Start PROVIDED DATA

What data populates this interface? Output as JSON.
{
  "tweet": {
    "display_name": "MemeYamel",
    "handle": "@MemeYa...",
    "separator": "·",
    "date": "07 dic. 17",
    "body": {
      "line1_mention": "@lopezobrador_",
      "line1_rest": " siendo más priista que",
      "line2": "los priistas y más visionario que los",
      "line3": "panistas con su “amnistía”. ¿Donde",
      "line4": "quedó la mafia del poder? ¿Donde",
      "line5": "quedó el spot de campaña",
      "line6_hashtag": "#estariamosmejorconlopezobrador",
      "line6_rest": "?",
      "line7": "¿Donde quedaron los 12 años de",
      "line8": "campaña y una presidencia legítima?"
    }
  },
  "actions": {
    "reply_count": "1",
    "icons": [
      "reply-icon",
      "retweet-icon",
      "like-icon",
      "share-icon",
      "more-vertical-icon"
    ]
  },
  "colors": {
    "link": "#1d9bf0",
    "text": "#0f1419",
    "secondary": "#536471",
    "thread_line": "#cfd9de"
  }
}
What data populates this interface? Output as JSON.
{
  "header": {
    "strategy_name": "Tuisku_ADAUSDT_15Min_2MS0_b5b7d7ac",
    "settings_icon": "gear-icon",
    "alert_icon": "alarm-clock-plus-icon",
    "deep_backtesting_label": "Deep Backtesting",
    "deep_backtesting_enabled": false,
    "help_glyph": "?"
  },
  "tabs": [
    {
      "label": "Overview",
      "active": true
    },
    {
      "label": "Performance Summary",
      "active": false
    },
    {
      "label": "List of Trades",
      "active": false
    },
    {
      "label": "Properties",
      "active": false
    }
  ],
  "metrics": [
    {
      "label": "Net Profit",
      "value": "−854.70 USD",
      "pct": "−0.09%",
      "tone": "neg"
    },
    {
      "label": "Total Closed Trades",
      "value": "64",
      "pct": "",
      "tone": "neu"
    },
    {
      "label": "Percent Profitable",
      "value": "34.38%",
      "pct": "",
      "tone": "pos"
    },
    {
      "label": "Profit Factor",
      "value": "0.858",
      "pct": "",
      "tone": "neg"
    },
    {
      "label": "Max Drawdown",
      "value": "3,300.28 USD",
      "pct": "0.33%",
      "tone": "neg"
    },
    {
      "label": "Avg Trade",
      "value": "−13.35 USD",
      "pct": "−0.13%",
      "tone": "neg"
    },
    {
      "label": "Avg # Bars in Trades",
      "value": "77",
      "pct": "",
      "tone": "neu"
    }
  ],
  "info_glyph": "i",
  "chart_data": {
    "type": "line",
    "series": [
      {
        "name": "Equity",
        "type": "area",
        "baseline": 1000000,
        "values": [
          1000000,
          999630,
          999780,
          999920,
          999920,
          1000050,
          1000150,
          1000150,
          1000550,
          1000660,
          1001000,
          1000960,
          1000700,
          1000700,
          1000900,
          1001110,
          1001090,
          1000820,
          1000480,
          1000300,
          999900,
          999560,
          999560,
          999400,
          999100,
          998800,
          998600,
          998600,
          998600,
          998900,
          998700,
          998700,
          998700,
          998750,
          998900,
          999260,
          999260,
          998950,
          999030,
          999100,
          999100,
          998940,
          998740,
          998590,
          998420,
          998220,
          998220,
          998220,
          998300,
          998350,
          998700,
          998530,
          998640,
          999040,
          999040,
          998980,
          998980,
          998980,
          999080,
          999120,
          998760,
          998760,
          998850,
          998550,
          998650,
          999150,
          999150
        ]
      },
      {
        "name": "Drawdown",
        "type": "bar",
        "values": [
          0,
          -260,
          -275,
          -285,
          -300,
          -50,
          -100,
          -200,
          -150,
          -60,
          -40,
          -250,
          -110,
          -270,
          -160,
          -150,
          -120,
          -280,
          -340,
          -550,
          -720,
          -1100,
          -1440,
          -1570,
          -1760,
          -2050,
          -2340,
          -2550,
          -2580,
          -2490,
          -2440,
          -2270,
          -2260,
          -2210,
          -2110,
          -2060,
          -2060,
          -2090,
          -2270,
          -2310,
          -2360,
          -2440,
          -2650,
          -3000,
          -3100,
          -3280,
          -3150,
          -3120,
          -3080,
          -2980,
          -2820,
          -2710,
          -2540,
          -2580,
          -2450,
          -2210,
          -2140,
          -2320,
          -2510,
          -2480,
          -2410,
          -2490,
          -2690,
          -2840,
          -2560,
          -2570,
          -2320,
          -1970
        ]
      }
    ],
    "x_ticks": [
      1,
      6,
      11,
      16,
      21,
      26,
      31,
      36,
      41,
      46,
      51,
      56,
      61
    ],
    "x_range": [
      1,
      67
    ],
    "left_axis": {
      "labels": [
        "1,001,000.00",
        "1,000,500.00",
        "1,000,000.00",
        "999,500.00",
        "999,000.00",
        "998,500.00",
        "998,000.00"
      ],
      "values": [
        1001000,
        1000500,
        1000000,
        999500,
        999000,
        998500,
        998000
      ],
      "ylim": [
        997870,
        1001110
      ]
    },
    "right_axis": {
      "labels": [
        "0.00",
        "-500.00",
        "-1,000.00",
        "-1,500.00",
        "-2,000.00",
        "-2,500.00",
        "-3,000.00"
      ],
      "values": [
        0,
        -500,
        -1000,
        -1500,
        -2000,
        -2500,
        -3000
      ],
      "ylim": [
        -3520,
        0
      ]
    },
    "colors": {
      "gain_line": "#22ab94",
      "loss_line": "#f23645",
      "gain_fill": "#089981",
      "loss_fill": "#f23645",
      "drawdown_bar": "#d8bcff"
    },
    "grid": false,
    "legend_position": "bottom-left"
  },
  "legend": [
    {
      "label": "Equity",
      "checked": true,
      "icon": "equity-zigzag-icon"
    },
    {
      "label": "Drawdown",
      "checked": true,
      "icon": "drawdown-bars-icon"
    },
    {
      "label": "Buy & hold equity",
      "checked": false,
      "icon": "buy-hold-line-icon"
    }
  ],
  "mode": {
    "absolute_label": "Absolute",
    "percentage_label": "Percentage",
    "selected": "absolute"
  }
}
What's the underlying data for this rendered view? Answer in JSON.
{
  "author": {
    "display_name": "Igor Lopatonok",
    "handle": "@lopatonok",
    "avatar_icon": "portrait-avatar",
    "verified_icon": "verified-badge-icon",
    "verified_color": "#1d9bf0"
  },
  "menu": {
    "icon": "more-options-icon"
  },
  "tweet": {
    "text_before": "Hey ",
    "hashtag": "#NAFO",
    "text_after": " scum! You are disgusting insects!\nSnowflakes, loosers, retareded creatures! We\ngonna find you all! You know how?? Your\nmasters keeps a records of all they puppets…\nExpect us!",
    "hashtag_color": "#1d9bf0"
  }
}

End PROVIDED DATA

- PROBLEM DETAILS -
Your task is to quote the listing above word for word.

- REPLY TO THE TASK -
What data populates this interface? Output as JSON.
{
  "tweet": {
    "display_name": "MemeYamel",
    "handle": "@MemeYa...",
    "separator": "·",
    "date": "07 dic. 17",
    "body": {
      "line1_mention": "@lopezobrador_",
      "line1_rest": " siendo más priista que",
      "line2": "los priistas y más visionario que los",
      "line3": "panistas con su “amnistía”. ¿Donde",
      "line4": "quedó la mafia del poder? ¿Donde",
      "line5": "quedó el spot de campaña",
      "line6_hashtag": "#estariamosmejorconlopezobrador",
      "line6_rest": "?",
      "line7": "¿Donde quedaron los 12 años de",
      "line8": "campaña y una presidencia legítima?"
    }
  },
  "actions": {
    "reply_count": "1",
    "icons": [
      "reply-icon",
      "retweet-icon",
      "like-icon",
      "share-icon",
      "more-vertical-icon"
    ]
  },
  "colors": {
    "link": "#1d9bf0",
    "text": "#0f1419",
    "secondary": "#536471",
    "thread_line": "#cfd9de"
  }
}
What data populates this interface? Output as JSON.
{
  "header": {
    "strategy_name": "Tuisku_ADAUSDT_15Min_2MS0_b5b7d7ac",
    "settings_icon": "gear-icon",
    "alert_icon": "alarm-clock-plus-icon",
    "deep_backtesting_label": "Deep Backtesting",
    "deep_backtesting_enabled": false,
    "help_glyph": "?"
  },
  "tabs": [
    {
      "label": "Overview",
      "active": true
    },
    {
      "label": "Performance Summary",
      "active": false
    },
    {
      "label": "List of Trades",
      "active": false
    },
    {
      "label": "Properties",
      "active": false
    }
  ],
  "metrics": [
    {
      "label": "Net Profit",
      "value": "−854.70 USD",
      "pct": "−0.09%",
      "tone": "neg"
    },
    {
      "label": "Total Closed Trades",
      "value": "64",
      "pct": "",
      "tone": "neu"
    },
    {
      "label": "Percent Profitable",
      "value": "34.38%",
      "pct": "",
      "tone": "pos"
    },
    {
      "label": "Profit Factor",
      "value": "0.858",
      "pct": "",
      "tone": "neg"
    },
    {
      "label": "Max Drawdown",
      "value": "3,300.28 USD",
      "pct": "0.33%",
      "tone": "neg"
    },
    {
      "label": "Avg Trade",
      "value": "−13.35 USD",
      "pct": "−0.13%",
      "tone": "neg"
    },
    {
      "label": "Avg # Bars in Trades",
      "value": "77",
      "pct": "",
      "tone": "neu"
    }
  ],
  "info_glyph": "i",
  "chart_data": {
    "type": "line",
    "series": [
      {
        "name": "Equity",
        "type": "area",
        "baseline": 1000000,
        "values": [
          1000000,
          999630,
          999780,
          999920,
          999920,
          1000050,
          1000150,
          1000150,
          1000550,
          1000660,
          1001000,
          1000960,
          1000700,
          1000700,
          1000900,
          1001110,
          1001090,
          1000820,
          1000480,
          1000300,
          999900,
          999560,
          999560,
          999400,
          999100,
          998800,
          998600,
          998600,
          998600,
          998900,
          998700,
          998700,
          998700,
          998750,
          998900,
          999260,
          999260,
          998950,
          999030,
          999100,
          999100,
          998940,
          998740,
          998590,
          998420,
          998220,
          998220,
          998220,
          998300,
          998350,
          998700,
          998530,
          998640,
          999040,
          999040,
          998980,
          998980,
          998980,
          999080,
          999120,
          998760,
          998760,
          998850,
          998550,
          998650,
          999150,
          999150
        ]
      },
      {
        "name": "Drawdown",
        "type": "bar",
        "values": [
          0,
          -260,
          -275,
          -285,
          -300,
          -50,
          -100,
          -200,
          -150,
          -60,
          -40,
          -250,
          -110,
          -270,
          -160,
          -150,
          -120,
          -280,
          -340,
          -550,
          -720,
          -1100,
          -1440,
          -1570,
          -1760,
          -2050,
          -2340,
          -2550,
          -2580,
          -2490,
          -2440,
          -2270,
          -2260,
          -2210,
          -2110,
          -2060,
          -2060,
          -2090,
          -2270,
          -2310,
          -2360,
          -2440,
          -2650,
          -3000,
          -3100,
          -3280,
          -3150,
          -3120,
          -3080,
          -2980,
          -2820,
          -2710,
          -2540,
          -2580,
          -2450,
          -2210,
          -2140,
          -2320,
          -2510,
          -2480,
          -2410,
          -2490,
          -2690,
          -2840,
          -2560,
          -2570,
          -2320,
          -1970
        ]
      }
    ],
    "x_ticks": [
      1,
      6,
      11,
      16,
      21,
      26,
      31,
      36,
      41,
      46,
      51,
      56,
      61
    ],
    "x_range": [
      1,
      67
    ],
    "left_axis": {
      "labels": [
        "1,001,000.00",
        "1,000,500.00",
        "1,000,000.00",
        "999,500.00",
        "999,000.00",
        "998,500.00",
        "998,000.00"
      ],
      "values": [
        1001000,
        1000500,
        1000000,
        999500,
        999000,
        998500,
        998000
      ],
      "ylim": [
        997870,
        1001110
      ]
    },
    "right_axis": {
      "labels": [
        "0.00",
        "-500.00",
        "-1,000.00",
        "-1,500.00",
        "-2,000.00",
        "-2,500.00",
        "-3,000.00"
      ],
      "values": [
        0,
        -500,
        -1000,
        -1500,
        -2000,
        -2500,
        -3000
      ],
      "ylim": [
        -3520,
        0
      ]
    },
    "colors": {
      "gain_line": "#22ab94",
      "loss_line": "#f23645",
      "gain_fill": "#089981",
      "loss_fill": "#f23645",
      "drawdown_bar": "#d8bcff"
    },
    "grid": false,
    "legend_position": "bottom-left"
  },
  "legend": [
    {
      "label": "Equity",
      "checked": true,
      "icon": "equity-zigzag-icon"
    },
    {
      "label": "Drawdown",
      "checked": true,
      "icon": "drawdown-bars-icon"
    },
    {
      "label": "Buy & hold equity",
      "checked": false,
      "icon": "buy-hold-line-icon"
    }
  ],
  "mode": {
    "absolute_label": "Absolute",
    "percentage_label": "Percentage",
    "selected": "absolute"
  }
}
What's the underlying data for this rendered view? Answer in JSON.
{
  "author": {
    "display_name": "Igor Lopatonok",
    "handle": "@lopatonok",
    "avatar_icon": "portrait-avatar",
    "verified_icon": "verified-badge-icon",
    "verified_color": "#1d9bf0"
  },
  "menu": {
    "icon": "more-options-icon"
  },
  "tweet": {
    "text_before": "Hey ",
    "hashtag": "#NAFO",
    "text_after": " scum! You are disgusting insects!\nSnowflakes, loosers, retareded creatures! We\ngonna find you all! You know how?? Your\nmasters keeps a records of all they puppets…\nExpect us!",
    "hashtag_color": "#1d9bf0"
  }
}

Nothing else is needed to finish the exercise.